PROBLEM REQUIREMENTS
Output the full listing word for word.

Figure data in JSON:
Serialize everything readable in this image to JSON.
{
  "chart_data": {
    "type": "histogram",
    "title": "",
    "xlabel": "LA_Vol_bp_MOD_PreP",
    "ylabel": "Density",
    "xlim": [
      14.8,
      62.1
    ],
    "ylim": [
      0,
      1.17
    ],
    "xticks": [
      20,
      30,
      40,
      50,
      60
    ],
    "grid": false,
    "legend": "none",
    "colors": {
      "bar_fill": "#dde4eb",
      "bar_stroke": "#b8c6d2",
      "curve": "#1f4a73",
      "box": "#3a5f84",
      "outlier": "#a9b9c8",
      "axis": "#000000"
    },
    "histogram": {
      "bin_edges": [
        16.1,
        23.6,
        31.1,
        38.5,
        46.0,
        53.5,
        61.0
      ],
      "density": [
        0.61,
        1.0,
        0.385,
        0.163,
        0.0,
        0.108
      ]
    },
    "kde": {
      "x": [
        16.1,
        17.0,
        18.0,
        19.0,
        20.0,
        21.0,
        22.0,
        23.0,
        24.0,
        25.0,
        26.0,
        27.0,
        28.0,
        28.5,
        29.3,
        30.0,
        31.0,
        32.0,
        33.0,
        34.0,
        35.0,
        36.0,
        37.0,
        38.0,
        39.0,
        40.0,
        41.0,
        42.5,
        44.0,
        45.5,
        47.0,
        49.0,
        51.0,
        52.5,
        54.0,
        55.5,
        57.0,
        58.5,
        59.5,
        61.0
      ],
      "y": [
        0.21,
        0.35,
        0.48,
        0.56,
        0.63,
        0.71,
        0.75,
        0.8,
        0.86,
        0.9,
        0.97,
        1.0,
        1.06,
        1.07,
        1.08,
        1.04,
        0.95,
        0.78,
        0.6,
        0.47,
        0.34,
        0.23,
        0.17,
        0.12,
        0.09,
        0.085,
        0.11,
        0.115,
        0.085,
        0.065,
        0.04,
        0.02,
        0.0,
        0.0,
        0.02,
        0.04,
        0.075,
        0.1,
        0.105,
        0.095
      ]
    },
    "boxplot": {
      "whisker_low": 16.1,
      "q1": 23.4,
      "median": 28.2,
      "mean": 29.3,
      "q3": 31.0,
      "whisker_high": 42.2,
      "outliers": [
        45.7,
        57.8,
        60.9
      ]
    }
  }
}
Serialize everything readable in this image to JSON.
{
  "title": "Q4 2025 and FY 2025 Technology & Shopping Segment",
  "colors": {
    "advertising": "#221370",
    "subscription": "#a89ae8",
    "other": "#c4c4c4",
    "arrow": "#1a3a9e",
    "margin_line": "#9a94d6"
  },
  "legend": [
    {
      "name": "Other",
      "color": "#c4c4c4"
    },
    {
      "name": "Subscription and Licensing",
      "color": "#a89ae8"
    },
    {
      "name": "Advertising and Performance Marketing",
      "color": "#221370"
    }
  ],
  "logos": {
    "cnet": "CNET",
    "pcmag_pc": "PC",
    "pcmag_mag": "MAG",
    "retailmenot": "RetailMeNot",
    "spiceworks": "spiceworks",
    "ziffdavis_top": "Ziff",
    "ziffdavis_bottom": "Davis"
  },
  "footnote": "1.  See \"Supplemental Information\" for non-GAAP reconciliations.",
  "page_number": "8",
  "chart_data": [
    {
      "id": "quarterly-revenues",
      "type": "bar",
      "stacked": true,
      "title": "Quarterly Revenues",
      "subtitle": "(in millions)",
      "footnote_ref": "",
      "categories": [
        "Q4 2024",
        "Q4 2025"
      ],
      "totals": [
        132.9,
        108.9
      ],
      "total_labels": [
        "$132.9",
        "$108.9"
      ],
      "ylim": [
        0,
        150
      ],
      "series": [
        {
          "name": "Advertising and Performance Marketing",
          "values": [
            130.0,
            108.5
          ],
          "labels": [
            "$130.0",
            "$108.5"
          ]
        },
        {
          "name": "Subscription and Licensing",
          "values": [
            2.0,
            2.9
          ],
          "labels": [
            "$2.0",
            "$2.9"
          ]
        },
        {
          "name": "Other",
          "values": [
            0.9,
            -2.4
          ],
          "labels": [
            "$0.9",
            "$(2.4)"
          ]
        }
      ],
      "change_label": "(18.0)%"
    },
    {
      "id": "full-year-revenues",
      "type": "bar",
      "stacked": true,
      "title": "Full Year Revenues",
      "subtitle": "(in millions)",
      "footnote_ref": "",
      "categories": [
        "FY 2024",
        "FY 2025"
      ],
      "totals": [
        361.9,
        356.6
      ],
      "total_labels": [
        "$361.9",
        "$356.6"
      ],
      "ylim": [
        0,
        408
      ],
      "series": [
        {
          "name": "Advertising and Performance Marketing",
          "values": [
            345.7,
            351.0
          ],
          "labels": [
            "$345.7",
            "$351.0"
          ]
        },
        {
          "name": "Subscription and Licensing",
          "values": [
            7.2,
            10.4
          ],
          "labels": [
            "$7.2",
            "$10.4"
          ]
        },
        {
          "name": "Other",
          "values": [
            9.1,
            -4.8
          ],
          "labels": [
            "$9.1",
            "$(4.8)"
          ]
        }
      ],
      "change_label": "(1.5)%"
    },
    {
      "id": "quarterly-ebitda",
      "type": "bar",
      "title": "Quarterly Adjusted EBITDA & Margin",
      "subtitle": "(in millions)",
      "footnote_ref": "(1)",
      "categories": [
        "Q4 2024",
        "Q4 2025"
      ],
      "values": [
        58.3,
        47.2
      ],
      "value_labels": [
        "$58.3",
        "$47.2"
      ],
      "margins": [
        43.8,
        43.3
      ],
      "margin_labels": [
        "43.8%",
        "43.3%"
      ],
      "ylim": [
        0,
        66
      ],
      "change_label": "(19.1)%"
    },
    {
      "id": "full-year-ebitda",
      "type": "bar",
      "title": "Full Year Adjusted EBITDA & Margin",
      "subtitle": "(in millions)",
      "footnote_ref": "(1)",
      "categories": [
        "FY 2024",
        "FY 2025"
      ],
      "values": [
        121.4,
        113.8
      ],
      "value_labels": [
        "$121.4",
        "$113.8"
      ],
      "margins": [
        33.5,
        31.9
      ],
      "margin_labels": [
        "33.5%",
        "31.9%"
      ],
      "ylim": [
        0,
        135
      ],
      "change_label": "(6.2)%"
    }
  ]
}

TASK RESULT
Serialize everything readable in this image to JSON.
{
  "chart_data": {
    "type": "histogram",
    "title": "",
    "xlabel": "LA_Vol_bp_MOD_PreP",
    "ylabel": "Density",
    "xlim": [
      14.8,
      62.1
    ],
    "ylim": [
      0,
      1.17
    ],
    "xticks": [
      20,
      30,
      40,
      50,
      60
    ],
    "grid": false,
    "legend": "none",
    "colors": {
      "bar_fill": "#dde4eb",
      "bar_stroke": "#b8c6d2",
      "curve": "#1f4a73",
      "box": "#3a5f84",
      "outlier": "#a9b9c8",
      "axis": "#000000"
    },
    "histogram": {
      "bin_edges": [
        16.1,
        23.6,
        31.1,
        38.5,
        46.0,
        53.5,
        61.0
      ],
      "density": [
        0.61,
        1.0,
        0.385,
        0.163,
        0.0,
        0.108
      ]
    },
    "kde": {
      "x": [
        16.1,
        17.0,
        18.0,
        19.0,
        20.0,
        21.0,
        22.0,
        23.0,
        24.0,
        25.0,
        26.0,
        27.0,
        28.0,
        28.5,
        29.3,
        30.0,
        31.0,
        32.0,
        33.0,
        34.0,
        35.0,
        36.0,
        37.0,
        38.0,
        39.0,
        40.0,
        41.0,
        42.5,
        44.0,
        45.5,
        47.0,
        49.0,
        51.0,
        52.5,
        54.0,
        55.5,
        57.0,
        58.5,
        59.5,
        61.0
      ],
      "y": [
        0.21,
        0.35,
        0.48,
        0.56,
        0.63,
        0.71,
        0.75,
        0.8,
        0.86,
        0.9,
        0.97,
        1.0,
        1.06,
        1.07,
        1.08,
        1.04,
        0.95,
        0.78,
        0.6,
        0.47,
        0.34,
        0.23,
        0.17,
        0.12,
        0.09,
        0.085,
        0.11,
        0.115,
        0.085,
        0.065,
        0.04,
        0.02,
        0.0,
        0.0,
        0.02,
        0.04,
        0.075,
        0.1,
        0.105,
        0.095
      ]
    },
    "boxplot": {
      "whisker_low": 16.1,
      "q1": 23.4,
      "median": 28.2,
      "mean": 29.3,
      "q3": 31.0,
      "whisker_high": 42.2,
      "outliers": [
        45.7,
        57.8,
        60.9
      ]
    }
  }
}
Serialize everything readable in this image to JSON.
{
  "title": "Q4 2025 and FY 2025 Technology & Shopping Segment",
  "colors": {
    "advertising": "#221370",
    "subscription": "#a89ae8",
    "other": "#c4c4c4",
    "arrow": "#1a3a9e",
    "margin_line": "#9a94d6"
  },
  "legend": [
    {
      "name": "Other",
      "color": "#c4c4c4"
    },
    {
      "name": "Subscription and Licensing",
      "color": "#a89ae8"
    },
    {
      "name": "Advertising and Performance Marketing",
      "color": "#221370"
    }
  ],
  "logos": {
    "cnet": "CNET",
    "pcmag_pc": "PC",
    "pcmag_mag": "MAG",
    "retailmenot": "RetailMeNot",
    "spiceworks": "spiceworks",
    "ziffdavis_top": "Ziff",
    "ziffdavis_bottom": "Davis"
  },
  "footnote": "1.  See \"Supplemental Information\" for non-GAAP reconciliations.",
  "page_number": "8",
  "chart_data": [
    {
      "id": "quarterly-revenues",
      "type": "bar",
      "stacked": true,
      "title": "Quarterly Revenues",
      "subtitle": "(in millions)",
      "footnote_ref": "",
      "categories": [
        "Q4 2024",
        "Q4 2025"
      ],
      "totals": [
        132.9,
        108.9
      ],
      "total_labels": [
        "$132.9",
        "$108.9"
      ],
      "ylim": [
        0,
        150
      ],
      "series": [
        {
          "name": "Advertising and Performance Marketing",
          "values": [
            130.0,
            108.5
          ],
          "labels": [
            "$130.0",
            "$108.5"
          ]
        },
        {
          "name": "Subscription and Licensing",
          "values": [
            2.0,
            2.9
          ],
          "labels": [
            "$2.0",
            "$2.9"
          ]
        },
        {
          "name": "Other",
          "values": [
            0.9,
            -2.4
          ],
          "labels": [
            "$0.9",
            "$(2.4)"
          ]
        }
      ],
      "change_label": "(18.0)%"
    },
    {
      "id": "full-year-revenues",
      "type": "bar",
      "stacked": true,
      "title": "Full Year Revenues",
      "subtitle": "(in millions)",
      "footnote_ref": "",
      "categories": [
        "FY 2024",
        "FY 2025"
      ],
      "totals": [
        361.9,
        356.6
      ],
      "total_labels": [
        "$361.9",
        "$356.6"
      ],
      "ylim": [
        0,
        408
      ],
      "series": [
        {
          "name": "Advertising and Performance Marketing",
          "values": [
            345.7,
            351.0
          ],
          "labels": [
            "$345.7",
            "$351.0"
          ]
        },
        {
          "name": "Subscription and Licensing",
          "values": [
            7.2,
            10.4
          ],
          "labels": [
            "$7.2",
            "$10.4"
          ]
        },
        {
          "name": "Other",
          "values": [
            9.1,
            -4.8
          ],
          "labels": [
            "$9.1",
            "$(4.8)"
          ]
        }
      ],
      "change_label": "(1.5)%"
    },
    {
      "id": "quarterly-ebitda",
      "type": "bar",
      "title": "Quarterly Adjusted EBITDA & Margin",
      "subtitle": "(in millions)",
      "footnote_ref": "(1)",
      "categories": [
        "Q4 2024",
        "Q4 2025"
      ],
      "values": [
        58.3,
        47.2
      ],
      "value_labels": [
        "$58.3",
        "$47.2"
      ],
      "margins": [
        43.8,
        43.3
      ],
      "margin_labels": [
        "43.8%",
        "43.3%"
      ],
      "ylim": [
        0,
        66
      ],
      "change_label": "(19.1)%"
    },
    {
      "id": "full-year-ebitda",
      "type": "bar",
      "title": "Full Year Adjusted EBITDA & Margin",
      "subtitle": "(in millions)",
      "footnote_ref": "(1)",
      "categories": [
        "FY 2024",
        "FY 2025"
      ],
      "values": [
        121.4,
        113.8
      ],
      "value_labels": [
        "$121.4",
        "$113.8"
      ],
      "margins": [
        33.5,
        31.9
      ],
      "margin_labels": [
        "33.5%",
        "31.9%"
      ],
      "ylim": [
        0,
        135
      ],
      "change_label": "(6.2)%"
    }
  ]
}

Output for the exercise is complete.